(begin)
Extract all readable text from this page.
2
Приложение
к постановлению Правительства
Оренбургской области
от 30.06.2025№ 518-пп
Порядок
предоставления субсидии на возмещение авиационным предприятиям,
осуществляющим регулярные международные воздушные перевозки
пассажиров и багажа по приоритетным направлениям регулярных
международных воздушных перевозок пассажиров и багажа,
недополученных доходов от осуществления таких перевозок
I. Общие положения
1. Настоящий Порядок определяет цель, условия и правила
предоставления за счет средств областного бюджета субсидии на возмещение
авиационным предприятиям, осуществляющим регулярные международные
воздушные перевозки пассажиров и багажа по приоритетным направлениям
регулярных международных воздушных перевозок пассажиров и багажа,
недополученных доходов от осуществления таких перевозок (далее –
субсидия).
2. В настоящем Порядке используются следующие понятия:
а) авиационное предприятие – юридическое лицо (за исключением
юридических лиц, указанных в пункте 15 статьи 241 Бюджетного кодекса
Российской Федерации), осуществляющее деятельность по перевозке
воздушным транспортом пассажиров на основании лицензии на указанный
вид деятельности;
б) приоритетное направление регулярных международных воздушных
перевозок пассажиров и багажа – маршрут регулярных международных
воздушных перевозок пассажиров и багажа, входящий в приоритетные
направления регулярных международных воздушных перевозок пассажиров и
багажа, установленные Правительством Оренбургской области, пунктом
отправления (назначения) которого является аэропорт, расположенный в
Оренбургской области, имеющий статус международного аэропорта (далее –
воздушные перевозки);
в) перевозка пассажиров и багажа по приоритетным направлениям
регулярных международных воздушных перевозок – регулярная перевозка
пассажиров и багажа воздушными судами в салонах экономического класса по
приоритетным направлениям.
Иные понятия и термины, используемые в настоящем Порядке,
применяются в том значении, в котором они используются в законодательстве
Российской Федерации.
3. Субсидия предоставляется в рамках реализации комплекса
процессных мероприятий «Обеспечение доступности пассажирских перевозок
(end)
Where does the word "международных" appear in the listing? List each line that holds it.

SOLUTION TO THIS EXERCISE:
международных воздушных перевозок пассажиров и багажа,
регулярных международных воздушных перевозок пассажиров и багажа,
б) приоритетное направление регулярных международных воздушных
перевозок пассажиров и багажа – маршрут регулярных международных
направления регулярных международных воздушных перевозок пассажиров и
регулярных международных воздушных перевозок – регулярная перевозка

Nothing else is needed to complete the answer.